REQUEST: Output all of the entries exactly as written.

### RECORDS FOR PROCESSING ###

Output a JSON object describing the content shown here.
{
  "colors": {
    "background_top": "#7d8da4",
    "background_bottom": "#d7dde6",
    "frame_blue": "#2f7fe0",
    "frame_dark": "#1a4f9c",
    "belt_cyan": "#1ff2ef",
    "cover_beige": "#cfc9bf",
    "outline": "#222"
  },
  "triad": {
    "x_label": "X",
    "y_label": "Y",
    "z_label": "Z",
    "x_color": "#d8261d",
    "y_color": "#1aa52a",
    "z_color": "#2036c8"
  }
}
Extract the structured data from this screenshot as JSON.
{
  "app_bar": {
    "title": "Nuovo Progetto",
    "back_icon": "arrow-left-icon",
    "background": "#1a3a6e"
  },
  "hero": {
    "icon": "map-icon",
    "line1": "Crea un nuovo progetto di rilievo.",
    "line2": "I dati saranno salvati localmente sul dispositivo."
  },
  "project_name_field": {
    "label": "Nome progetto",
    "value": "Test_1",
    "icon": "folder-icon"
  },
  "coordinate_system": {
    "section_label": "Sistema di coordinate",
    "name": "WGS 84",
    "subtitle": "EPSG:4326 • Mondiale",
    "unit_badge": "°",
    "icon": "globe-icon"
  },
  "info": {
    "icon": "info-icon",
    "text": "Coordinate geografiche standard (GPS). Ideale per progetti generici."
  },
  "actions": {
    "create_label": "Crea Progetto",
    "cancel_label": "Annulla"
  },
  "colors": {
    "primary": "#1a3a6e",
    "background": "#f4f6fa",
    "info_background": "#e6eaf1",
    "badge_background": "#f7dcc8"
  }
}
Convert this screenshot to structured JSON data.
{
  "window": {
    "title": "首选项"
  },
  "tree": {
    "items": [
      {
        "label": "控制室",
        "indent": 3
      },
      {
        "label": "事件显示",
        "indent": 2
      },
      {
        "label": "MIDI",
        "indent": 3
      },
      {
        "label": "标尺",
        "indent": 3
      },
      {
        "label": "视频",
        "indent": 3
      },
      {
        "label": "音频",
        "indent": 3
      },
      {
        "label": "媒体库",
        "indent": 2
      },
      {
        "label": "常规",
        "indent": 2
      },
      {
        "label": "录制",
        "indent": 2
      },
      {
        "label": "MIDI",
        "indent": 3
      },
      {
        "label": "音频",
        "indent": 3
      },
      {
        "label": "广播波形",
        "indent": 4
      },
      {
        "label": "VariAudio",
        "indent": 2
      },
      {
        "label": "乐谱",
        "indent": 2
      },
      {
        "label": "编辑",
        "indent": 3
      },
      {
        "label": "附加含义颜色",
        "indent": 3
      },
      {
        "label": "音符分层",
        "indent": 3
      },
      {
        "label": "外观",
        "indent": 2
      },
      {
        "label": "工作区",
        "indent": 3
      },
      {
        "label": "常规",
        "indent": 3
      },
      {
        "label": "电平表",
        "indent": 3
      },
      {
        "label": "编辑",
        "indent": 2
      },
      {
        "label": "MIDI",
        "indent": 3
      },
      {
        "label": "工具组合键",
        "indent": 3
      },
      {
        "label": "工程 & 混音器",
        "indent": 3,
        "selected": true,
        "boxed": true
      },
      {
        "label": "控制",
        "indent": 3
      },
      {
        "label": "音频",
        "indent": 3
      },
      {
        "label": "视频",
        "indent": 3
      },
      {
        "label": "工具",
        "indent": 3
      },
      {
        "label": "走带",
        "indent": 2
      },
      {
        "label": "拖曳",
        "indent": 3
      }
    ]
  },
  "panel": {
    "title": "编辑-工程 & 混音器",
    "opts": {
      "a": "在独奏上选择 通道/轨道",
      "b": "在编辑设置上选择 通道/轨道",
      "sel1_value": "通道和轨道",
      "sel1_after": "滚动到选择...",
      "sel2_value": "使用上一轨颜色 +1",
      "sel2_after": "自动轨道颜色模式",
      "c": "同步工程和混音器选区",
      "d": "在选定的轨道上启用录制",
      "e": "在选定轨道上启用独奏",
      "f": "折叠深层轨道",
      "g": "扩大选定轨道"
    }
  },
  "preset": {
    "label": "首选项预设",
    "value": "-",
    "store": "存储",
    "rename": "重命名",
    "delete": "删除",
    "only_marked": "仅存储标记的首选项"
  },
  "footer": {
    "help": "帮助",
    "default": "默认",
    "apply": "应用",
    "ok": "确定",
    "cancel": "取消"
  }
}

###

SOLUTION TO THIS TASK:
Output a JSON object describing the content shown here.
{
  "colors": {
    "background_top": "#7d8da4",
    "background_bottom": "#d7dde6",
    "frame_blue": "#2f7fe0",
    "frame_dark": "#1a4f9c",
    "belt_cyan": "#1ff2ef",
    "cover_beige": "#cfc9bf",
    "outline": "#222"
  },
  "triad": {
    "x_label": "X",
    "y_label": "Y",
    "z_label": "Z",
    "x_color": "#d8261d",
    "y_color": "#1aa52a",
    "z_color": "#2036c8"
  }
}
Extract the structured data from this screenshot as JSON.
{
  "app_bar": {
    "title": "Nuovo Progetto",
    "back_icon": "arrow-left-icon",
    "background": "#1a3a6e"
  },
  "hero": {
    "icon": "map-icon",
    "line1": "Crea un nuovo progetto di rilievo.",
    "line2": "I dati saranno salvati localmente sul dispositivo."
  },
  "project_name_field": {
    "label": "Nome progetto",
    "value": "Test_1",
    "icon": "folder-icon"
  },
  "coordinate_system": {
    "section_label": "Sistema di coordinate",
    "name": "WGS 84",
    "subtitle": "EPSG:4326 • Mondiale",
    "unit_badge": "°",
    "icon": "globe-icon"
  },
  "info": {
    "icon": "info-icon",
    "text": "Coordinate geografiche standard (GPS). Ideale per progetti generici."
  },
  "actions": {
    "create_label": "Crea Progetto",
    "cancel_label": "Annulla"
  },
  "colors": {
    "primary": "#1a3a6e",
    "background": "#f4f6fa",
    "info_background": "#e6eaf1",
    "badge_background": "#f7dcc8"
  }
}
Convert this screenshot to structured JSON data.
{
  "window": {
    "title": "首选项"
  },
  "tree": {
    "items": [
      {
        "label": "控制室",
        "indent": 3
      },
      {
        "label": "事件显示",
        "indent": 2
      },
      {
        "label": "MIDI",
        "indent": 3
      },
      {
        "label": "标尺",
        "indent": 3
      },
      {
        "label": "视频",
        "indent": 3
      },
      {
        "label": "音频",
        "indent": 3
      },
      {
        "label": "媒体库",
        "indent": 2
      },
      {
        "label": "常规",
        "indent": 2
      },
      {
        "label": "录制",
        "indent": 2
      },
      {
        "label": "MIDI",
        "indent": 3
      },
      {
        "label": "音频",
        "indent": 3
      },
      {
        "label": "广播波形",
        "indent": 4
      },
      {
        "label": "VariAudio",
        "indent": 2
      },
      {
        "label": "乐谱",
        "indent": 2
      },
      {
        "label": "编辑",
        "indent": 3
      },
      {
        "label": "附加含义颜色",
        "indent": 3
      },
      {
        "label": "音符分层",
        "indent": 3
      },
      {
        "label": "外观",
        "indent": 2
      },
      {
        "label": "工作区",
        "indent": 3
      },
      {
        "label": "常规",
        "indent": 3
      },
      {
        "label": "电平表",
        "indent": 3
      },
      {
        "label": "编辑",
        "indent": 2
      },
      {
        "label": "MIDI",
        "indent": 3
      },
      {
        "label": "工具组合键",
        "indent": 3
      },
      {
        "label": "工程 & 混音器",
        "indent": 3,
        "selected": true,
        "boxed": true
      },
      {
        "label": "控制",
        "indent": 3
      },
      {
        "label": "音频",
        "indent": 3
      },
      {
        "label": "视频",
        "indent": 3
      },
      {
        "label": "工具",
        "indent": 3
      },
      {
        "label": "走带",
        "indent": 2
      },
      {
        "label": "拖曳",
        "indent": 3
      }
    ]
  },
  "panel": {
    "title": "编辑-工程 & 混音器",
    "opts": {
      "a": "在独奏上选择 通道/轨道",
      "b": "在编辑设置上选择 通道/轨道",
      "sel1_value": "通道和轨道",
      "sel1_after": "滚动到选择...",
      "sel2_value": "使用上一轨颜色 +1",
      "sel2_after": "自动轨道颜色模式",
      "c": "同步工程和混音器选区",
      "d": "在选定的轨道上启用录制",
      "e": "在选定轨道上启用独奏",
      "f": "折叠深层轨道",
      "g": "扩大选定轨道"
    }
  },
  "preset": {
    "label": "首选项预设",
    "value": "-",
    "store": "存储",
    "rename": "重命名",
    "delete": "删除",
    "only_marked": "仅存储标记的首选项"
  },
  "footer": {
    "help": "帮助",
    "default": "默认",
    "apply": "应用",
    "ok": "确定",
    "cancel": "取消"
  }
}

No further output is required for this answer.